** Start Source records **

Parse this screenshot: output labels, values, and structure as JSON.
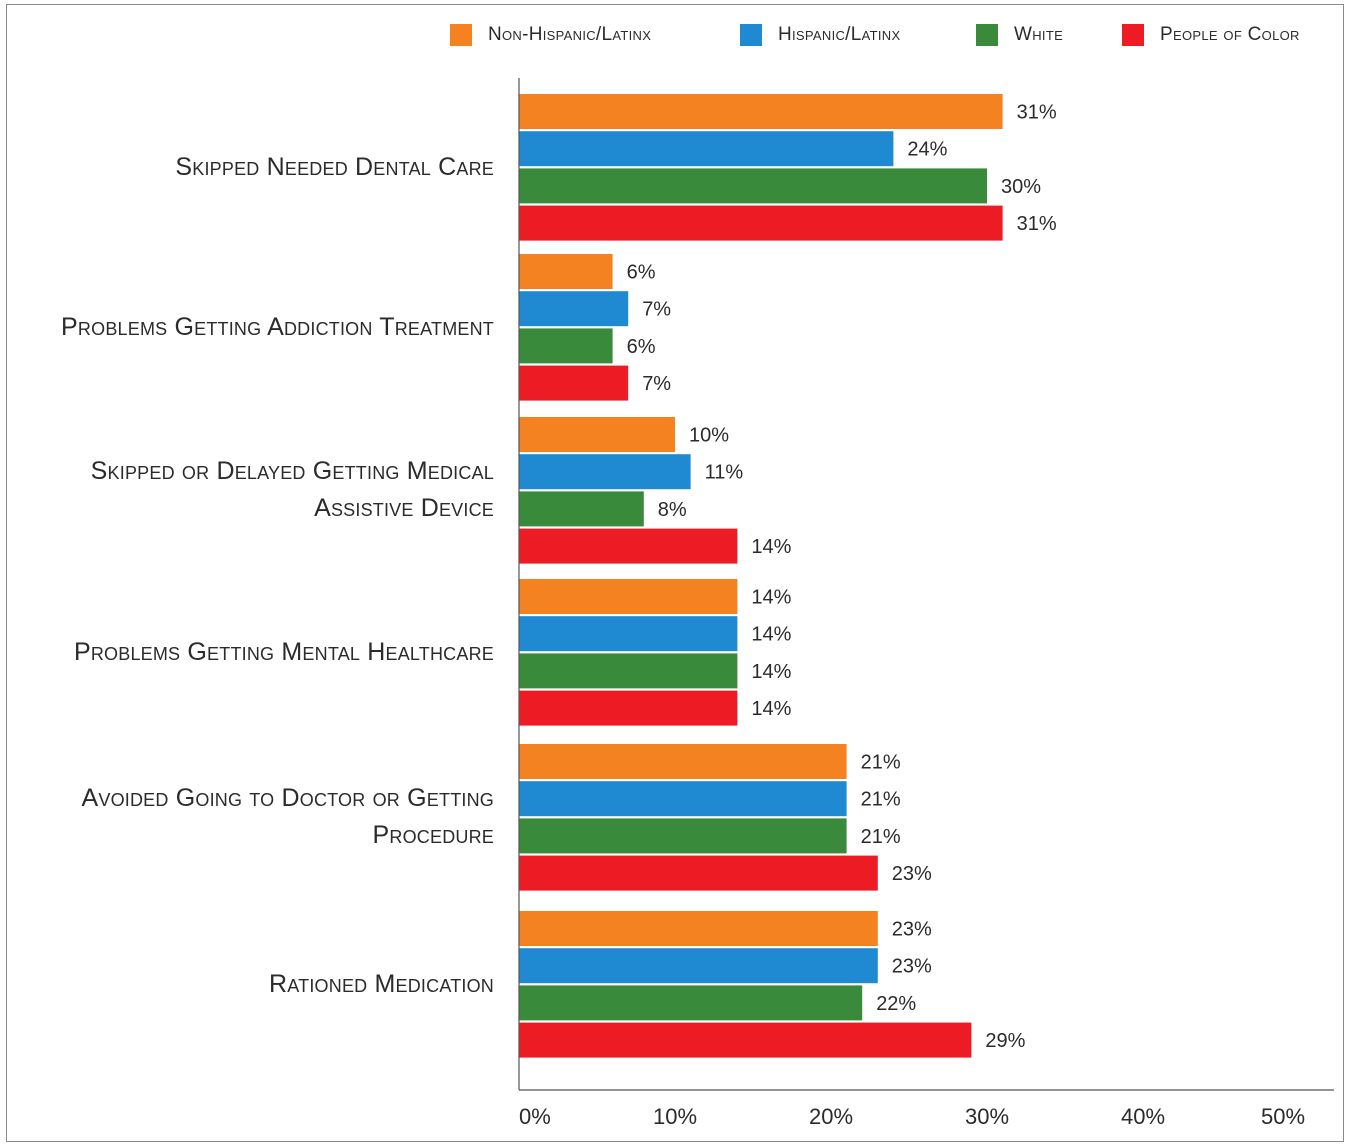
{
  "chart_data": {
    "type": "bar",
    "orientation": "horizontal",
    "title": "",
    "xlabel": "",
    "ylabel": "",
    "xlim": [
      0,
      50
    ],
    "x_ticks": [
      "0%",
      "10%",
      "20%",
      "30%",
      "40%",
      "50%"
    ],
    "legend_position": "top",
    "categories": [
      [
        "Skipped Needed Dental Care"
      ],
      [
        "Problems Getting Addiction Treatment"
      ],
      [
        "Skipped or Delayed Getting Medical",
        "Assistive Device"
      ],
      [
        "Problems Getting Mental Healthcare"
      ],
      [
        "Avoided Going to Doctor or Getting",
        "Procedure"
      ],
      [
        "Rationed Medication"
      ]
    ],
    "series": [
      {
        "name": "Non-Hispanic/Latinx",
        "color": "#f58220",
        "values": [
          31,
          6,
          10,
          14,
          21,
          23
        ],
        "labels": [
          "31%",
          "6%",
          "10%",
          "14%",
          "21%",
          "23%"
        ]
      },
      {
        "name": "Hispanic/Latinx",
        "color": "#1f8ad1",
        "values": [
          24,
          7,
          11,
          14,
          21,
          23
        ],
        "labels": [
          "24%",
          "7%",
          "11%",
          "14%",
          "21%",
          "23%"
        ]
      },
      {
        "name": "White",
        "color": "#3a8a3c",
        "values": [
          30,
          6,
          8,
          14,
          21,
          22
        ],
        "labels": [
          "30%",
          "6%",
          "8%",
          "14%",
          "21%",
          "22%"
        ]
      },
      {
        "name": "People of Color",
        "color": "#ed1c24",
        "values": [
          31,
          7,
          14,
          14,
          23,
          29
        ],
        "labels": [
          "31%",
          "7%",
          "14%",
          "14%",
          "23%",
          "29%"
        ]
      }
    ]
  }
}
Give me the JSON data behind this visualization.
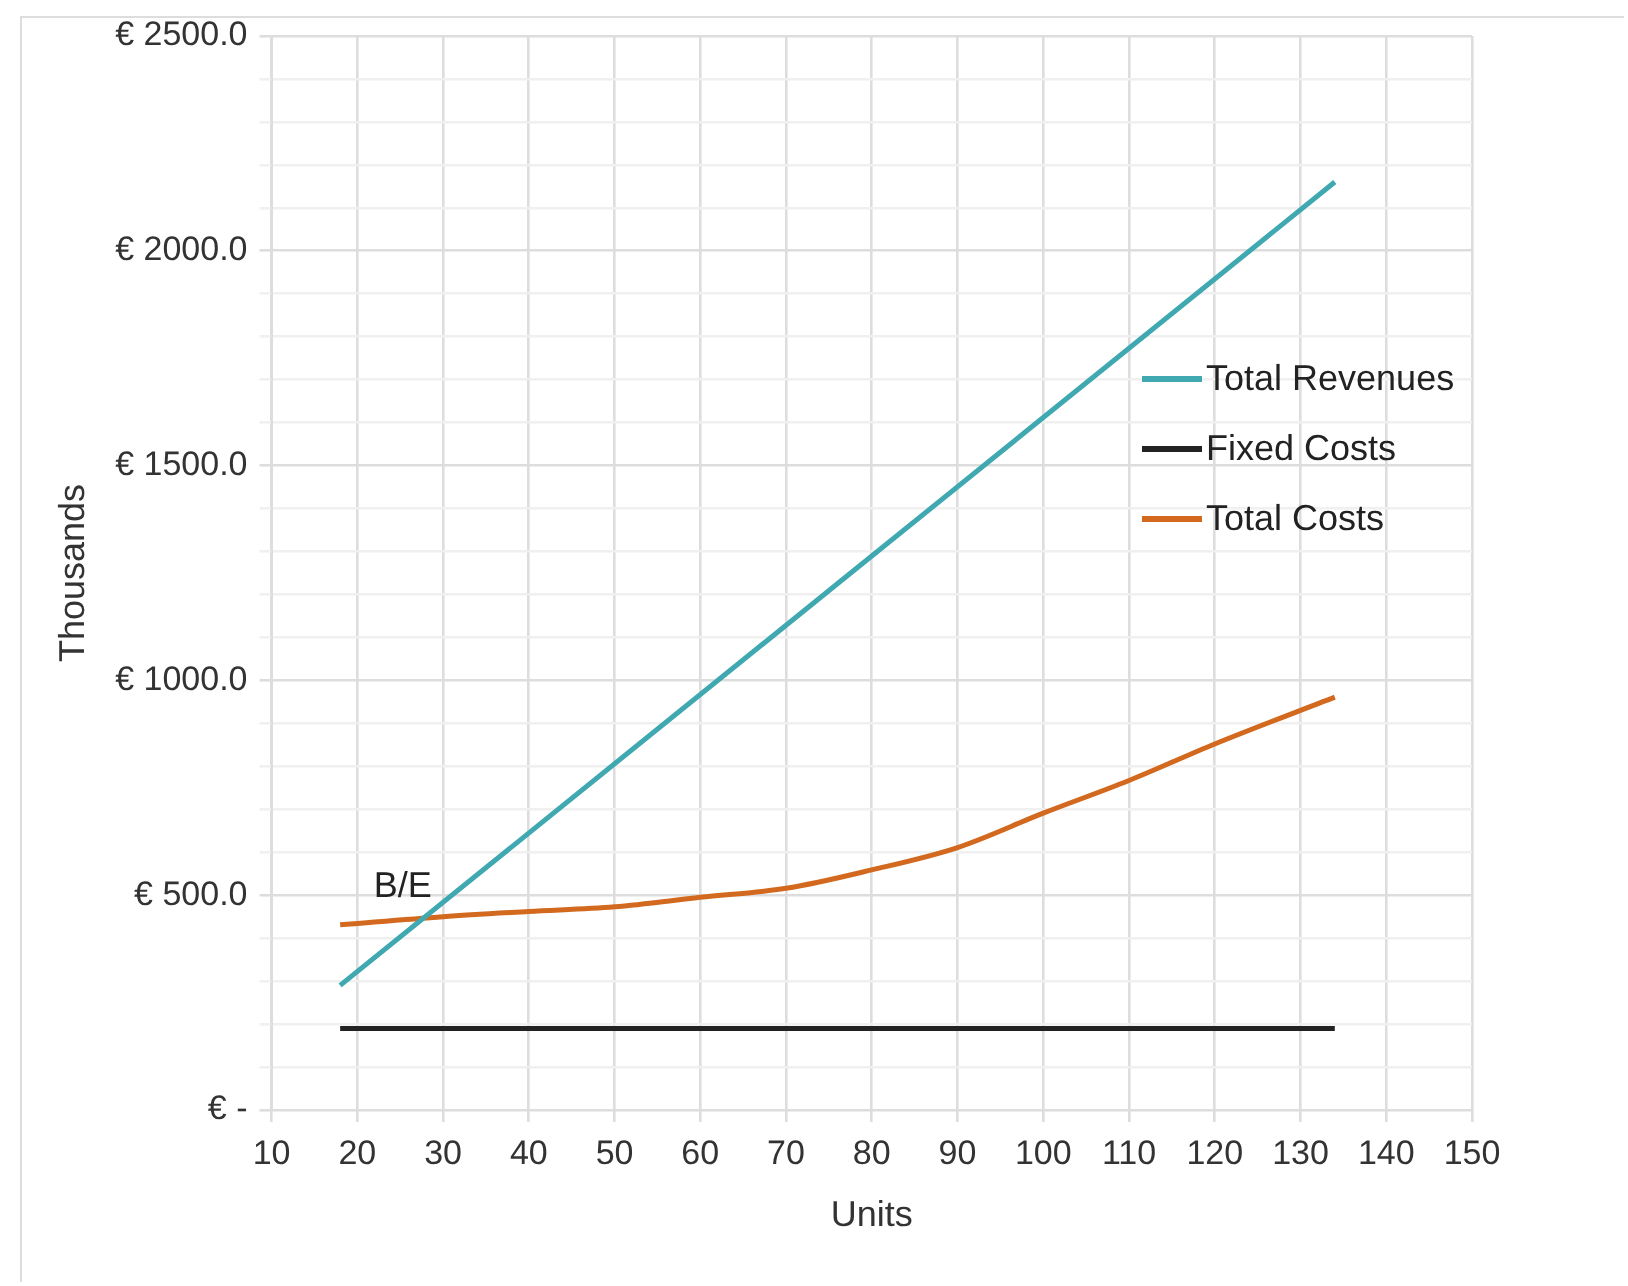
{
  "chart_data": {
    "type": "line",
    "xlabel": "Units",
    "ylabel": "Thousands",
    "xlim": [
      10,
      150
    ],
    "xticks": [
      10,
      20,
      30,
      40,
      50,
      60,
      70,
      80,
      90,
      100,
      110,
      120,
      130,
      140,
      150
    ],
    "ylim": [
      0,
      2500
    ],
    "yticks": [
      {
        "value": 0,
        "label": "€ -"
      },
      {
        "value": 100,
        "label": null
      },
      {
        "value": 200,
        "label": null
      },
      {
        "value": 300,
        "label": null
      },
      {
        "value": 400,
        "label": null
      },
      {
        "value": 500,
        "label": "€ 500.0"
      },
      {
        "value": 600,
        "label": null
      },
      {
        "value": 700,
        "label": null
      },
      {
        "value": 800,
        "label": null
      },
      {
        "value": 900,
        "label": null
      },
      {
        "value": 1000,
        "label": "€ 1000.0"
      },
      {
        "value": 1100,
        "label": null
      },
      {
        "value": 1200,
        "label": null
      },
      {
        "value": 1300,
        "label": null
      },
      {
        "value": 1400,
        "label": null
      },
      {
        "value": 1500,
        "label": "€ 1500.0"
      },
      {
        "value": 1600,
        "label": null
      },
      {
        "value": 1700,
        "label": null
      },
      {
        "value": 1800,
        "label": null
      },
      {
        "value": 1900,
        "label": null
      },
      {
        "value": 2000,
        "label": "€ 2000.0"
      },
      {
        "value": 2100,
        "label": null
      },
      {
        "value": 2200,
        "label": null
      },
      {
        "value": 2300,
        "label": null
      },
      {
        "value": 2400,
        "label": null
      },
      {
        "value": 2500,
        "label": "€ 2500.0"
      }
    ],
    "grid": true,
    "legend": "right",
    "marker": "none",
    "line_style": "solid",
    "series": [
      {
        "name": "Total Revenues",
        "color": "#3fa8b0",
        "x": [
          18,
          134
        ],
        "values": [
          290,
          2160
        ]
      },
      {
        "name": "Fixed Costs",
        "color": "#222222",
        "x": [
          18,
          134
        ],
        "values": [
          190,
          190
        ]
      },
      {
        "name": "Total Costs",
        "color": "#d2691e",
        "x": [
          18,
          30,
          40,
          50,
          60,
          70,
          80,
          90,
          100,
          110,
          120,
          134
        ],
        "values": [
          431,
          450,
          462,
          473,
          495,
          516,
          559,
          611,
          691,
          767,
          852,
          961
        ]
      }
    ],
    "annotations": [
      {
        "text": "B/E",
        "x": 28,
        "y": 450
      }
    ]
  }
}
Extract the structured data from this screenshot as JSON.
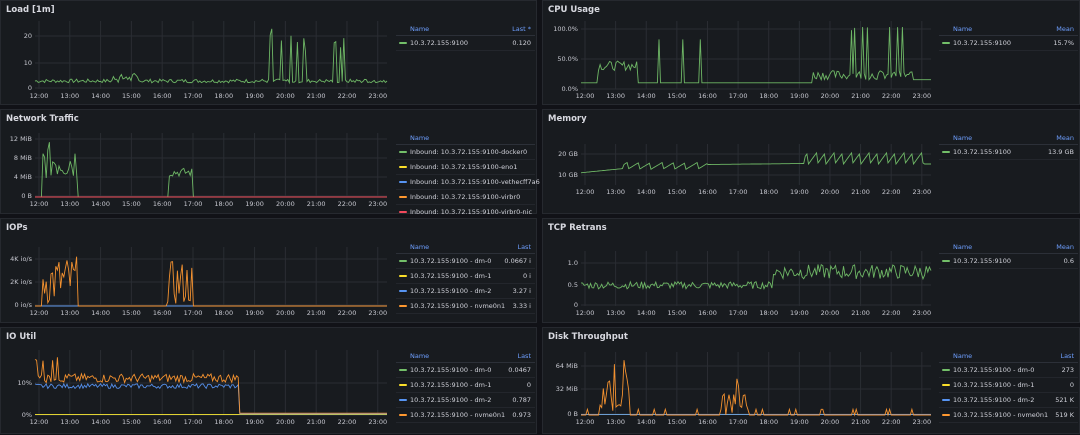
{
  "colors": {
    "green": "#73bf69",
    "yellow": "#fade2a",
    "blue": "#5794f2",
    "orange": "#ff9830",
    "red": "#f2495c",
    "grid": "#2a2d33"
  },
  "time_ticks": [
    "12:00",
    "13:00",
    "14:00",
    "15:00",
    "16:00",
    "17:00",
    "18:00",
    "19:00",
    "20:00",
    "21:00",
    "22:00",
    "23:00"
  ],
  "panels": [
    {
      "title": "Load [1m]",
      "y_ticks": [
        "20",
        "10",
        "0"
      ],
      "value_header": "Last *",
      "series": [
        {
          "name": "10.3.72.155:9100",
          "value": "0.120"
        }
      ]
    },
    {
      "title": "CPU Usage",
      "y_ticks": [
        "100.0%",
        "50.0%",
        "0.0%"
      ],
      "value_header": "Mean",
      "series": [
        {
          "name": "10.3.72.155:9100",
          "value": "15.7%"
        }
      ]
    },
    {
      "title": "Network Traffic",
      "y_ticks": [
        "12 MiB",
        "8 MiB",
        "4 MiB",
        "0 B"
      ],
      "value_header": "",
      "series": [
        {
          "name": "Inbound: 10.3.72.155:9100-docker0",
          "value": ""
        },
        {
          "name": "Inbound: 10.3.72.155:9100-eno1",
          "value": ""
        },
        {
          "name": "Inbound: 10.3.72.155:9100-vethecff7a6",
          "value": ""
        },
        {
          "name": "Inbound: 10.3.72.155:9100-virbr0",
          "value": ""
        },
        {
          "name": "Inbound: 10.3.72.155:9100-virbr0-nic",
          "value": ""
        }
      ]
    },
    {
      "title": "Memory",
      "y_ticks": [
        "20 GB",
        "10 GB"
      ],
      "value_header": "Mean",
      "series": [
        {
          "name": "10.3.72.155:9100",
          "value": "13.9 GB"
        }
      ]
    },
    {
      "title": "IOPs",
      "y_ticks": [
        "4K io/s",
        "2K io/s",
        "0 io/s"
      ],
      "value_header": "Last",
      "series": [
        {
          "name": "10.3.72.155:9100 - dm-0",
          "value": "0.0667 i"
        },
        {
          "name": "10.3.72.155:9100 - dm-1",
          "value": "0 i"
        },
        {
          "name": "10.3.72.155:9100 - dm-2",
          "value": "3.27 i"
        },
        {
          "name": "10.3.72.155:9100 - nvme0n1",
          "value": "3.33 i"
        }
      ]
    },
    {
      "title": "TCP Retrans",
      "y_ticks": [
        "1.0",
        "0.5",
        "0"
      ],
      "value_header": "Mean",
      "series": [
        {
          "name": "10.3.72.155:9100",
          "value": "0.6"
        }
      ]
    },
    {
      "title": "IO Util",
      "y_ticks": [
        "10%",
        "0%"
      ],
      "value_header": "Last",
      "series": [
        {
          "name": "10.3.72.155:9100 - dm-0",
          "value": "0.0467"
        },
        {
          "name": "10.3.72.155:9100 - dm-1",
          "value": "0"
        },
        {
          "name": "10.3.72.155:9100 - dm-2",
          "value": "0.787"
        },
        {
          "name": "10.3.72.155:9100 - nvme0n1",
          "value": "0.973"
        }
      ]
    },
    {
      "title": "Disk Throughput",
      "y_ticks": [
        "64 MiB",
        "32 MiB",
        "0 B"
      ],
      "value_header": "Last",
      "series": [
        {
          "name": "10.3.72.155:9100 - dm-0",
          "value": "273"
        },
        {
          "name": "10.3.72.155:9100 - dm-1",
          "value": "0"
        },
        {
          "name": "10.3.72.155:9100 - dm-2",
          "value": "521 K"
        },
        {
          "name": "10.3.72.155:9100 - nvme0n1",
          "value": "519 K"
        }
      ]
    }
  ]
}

** End Source records **

● **Exercise prompt**
Look through the entries above; copy each line where the string "Problems" appears.

● **Expected output**
        "Problems Getting Addiction Treatment"
        "Problems Getting Mental Healthcare"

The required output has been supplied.